## [DIRECTIONS FOR THIS TASK]
Give back the entire listing verbatim.

Recorded data:
------------------------------------------------------------
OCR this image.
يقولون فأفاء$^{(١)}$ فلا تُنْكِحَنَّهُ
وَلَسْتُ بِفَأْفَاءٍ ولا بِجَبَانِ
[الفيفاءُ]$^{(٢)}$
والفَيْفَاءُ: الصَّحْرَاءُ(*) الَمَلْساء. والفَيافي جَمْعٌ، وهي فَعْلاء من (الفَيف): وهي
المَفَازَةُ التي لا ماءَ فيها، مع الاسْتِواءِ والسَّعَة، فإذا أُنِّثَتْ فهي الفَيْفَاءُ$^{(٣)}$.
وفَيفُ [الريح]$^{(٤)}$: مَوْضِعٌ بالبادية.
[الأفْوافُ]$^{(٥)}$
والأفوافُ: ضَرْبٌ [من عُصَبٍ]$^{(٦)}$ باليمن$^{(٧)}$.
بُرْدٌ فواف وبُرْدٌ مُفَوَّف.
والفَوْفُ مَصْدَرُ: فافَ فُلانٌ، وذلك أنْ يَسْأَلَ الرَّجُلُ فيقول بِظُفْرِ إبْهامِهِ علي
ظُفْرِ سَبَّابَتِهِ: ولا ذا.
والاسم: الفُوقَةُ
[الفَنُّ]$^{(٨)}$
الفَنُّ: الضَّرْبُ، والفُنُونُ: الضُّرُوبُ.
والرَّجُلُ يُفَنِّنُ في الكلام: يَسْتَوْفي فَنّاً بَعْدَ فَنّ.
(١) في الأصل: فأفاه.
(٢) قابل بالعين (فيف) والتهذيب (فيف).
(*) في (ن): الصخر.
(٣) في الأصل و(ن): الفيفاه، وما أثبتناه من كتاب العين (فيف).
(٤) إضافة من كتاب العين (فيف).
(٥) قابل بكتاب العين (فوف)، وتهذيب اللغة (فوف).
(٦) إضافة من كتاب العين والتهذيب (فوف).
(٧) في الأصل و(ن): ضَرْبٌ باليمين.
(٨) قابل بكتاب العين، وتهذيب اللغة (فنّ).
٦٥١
------------------------------------------------------------
## [RESULT OF THIS TASK]
OCR this image.
يقولون فأفاء$^{(١)}$ فلا تُنْكِحَنَّهُ
وَلَسْتُ بِفَأْفَاءٍ ولا بِجَبَانِ
[الفيفاءُ]$^{(٢)}$
والفَيْفَاءُ: الصَّحْرَاءُ(*) الَمَلْساء. والفَيافي جَمْعٌ، وهي فَعْلاء من (الفَيف): وهي
المَفَازَةُ التي لا ماءَ فيها، مع الاسْتِواءِ والسَّعَة، فإذا أُنِّثَتْ فهي الفَيْفَاءُ$^{(٣)}$.
وفَيفُ [الريح]$^{(٤)}$: مَوْضِعٌ بالبادية.
[الأفْوافُ]$^{(٥)}$
والأفوافُ: ضَرْبٌ [من عُصَبٍ]$^{(٦)}$ باليمن$^{(٧)}$.
بُرْدٌ فواف وبُرْدٌ مُفَوَّف.
والفَوْفُ مَصْدَرُ: فافَ فُلانٌ، وذلك أنْ يَسْأَلَ الرَّجُلُ فيقول بِظُفْرِ إبْهامِهِ علي
ظُفْرِ سَبَّابَتِهِ: ولا ذا.
والاسم: الفُوقَةُ
[الفَنُّ]$^{(٨)}$
الفَنُّ: الضَّرْبُ، والفُنُونُ: الضُّرُوبُ.
والرَّجُلُ يُفَنِّنُ في الكلام: يَسْتَوْفي فَنّاً بَعْدَ فَنّ.
(١) في الأصل: فأفاه.
(٢) قابل بالعين (فيف) والتهذيب (فيف).
(*) في (ن): الصخر.
(٣) في الأصل و(ن): الفيفاه، وما أثبتناه من كتاب العين (فيف).
(٤) إضافة من كتاب العين (فيف).
(٥) قابل بكتاب العين (فوف)، وتهذيب اللغة (فوف).
(٦) إضافة من كتاب العين والتهذيب (فوف).
(٧) في الأصل و(ن): ضَرْبٌ باليمين.
(٨) قابل بكتاب العين، وتهذيب اللغة (فنّ).
٦٥١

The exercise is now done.